-- Work item A --
From the Baker Tilly article on Chicago commercial real estate, print the stretch from "This year commercial" through "least in Chicago.".
-- Work item B --
List every organization named in the article on Chicago's commercial real estate market.

-- Selected excerpt --

Baker Tilly: Optimism Grows in Chicago's CRE Landscape

Data centers are going "gangbusters."

This year commercial real estate has been in a tough spot, as interest rates remain high and other factors such as the election cause hesitation. However, positive signs are emerging at least in Chicago.

Mike Kamienski, real estate industry leader and principal with advisory firm Baker Tilly, told GlobeSt. that he’s been noticing an “uptick in transaction volume” in the past 30 days in the metro area. It’s not exactly where the CRE sector would like it yet – but a positive development nevertheless. The activity comes as the Federal Reserve cut interest rates for the first time in four years in September after hiking them 11 times between March 2022 and July 2023 in efforts to tame inflation.

“There was a large gap for 12, or 18, months, between the buyer and seller in terms of what they thought the value of the underlying real estate was,” Kamienski said.

-- Data --

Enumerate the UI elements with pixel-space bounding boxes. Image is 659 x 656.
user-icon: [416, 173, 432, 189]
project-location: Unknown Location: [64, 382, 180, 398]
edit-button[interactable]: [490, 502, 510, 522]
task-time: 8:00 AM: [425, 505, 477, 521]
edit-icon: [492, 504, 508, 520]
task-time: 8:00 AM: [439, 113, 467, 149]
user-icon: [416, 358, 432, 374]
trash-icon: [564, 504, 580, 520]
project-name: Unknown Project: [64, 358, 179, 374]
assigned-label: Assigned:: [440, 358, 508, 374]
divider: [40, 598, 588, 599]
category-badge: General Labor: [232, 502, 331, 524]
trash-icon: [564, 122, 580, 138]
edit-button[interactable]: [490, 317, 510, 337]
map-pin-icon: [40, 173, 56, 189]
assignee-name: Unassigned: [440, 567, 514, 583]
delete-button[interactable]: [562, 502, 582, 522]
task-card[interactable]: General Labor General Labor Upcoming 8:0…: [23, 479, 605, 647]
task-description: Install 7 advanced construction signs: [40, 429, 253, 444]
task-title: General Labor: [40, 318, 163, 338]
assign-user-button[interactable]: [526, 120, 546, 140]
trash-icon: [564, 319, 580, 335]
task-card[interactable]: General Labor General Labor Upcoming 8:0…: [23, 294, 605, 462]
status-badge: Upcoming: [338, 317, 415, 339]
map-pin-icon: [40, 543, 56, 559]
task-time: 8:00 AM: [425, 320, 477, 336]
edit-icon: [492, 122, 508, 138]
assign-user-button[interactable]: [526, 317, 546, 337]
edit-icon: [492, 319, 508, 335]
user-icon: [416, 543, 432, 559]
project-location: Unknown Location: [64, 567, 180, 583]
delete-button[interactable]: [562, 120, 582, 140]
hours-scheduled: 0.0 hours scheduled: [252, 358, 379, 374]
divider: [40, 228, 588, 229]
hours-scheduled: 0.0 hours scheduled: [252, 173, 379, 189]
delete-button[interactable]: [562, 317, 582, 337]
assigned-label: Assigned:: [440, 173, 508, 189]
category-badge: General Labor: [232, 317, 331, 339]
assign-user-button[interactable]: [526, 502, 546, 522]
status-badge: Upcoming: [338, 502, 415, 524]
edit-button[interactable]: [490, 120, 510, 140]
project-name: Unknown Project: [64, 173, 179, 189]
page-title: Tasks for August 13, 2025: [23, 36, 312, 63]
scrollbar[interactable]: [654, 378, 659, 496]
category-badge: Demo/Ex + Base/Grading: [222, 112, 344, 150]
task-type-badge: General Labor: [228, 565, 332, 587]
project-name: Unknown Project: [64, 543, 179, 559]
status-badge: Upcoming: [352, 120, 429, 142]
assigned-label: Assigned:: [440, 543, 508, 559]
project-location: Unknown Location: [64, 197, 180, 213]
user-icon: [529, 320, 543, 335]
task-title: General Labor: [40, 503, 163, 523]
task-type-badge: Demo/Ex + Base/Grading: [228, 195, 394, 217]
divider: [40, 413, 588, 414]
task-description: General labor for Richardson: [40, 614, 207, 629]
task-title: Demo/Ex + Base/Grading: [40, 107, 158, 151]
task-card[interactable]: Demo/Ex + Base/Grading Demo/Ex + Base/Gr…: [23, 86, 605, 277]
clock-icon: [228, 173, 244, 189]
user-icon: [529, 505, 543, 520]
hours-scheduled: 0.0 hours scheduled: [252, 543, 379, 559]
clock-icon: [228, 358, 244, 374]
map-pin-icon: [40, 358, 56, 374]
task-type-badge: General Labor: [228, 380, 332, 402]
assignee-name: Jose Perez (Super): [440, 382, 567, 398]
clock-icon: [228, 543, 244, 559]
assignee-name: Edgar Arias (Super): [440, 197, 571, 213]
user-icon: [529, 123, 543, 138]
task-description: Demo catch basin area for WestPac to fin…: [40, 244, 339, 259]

-- Task output A --
This year commercial real estate has been in a tough spot, as interest rates remain high and other factors such as the election cause hesitation. However, positive signs are emerging at least in Chicago.

-- Task output B --
Baker Tilly
GlobeSt.
Federal Reserve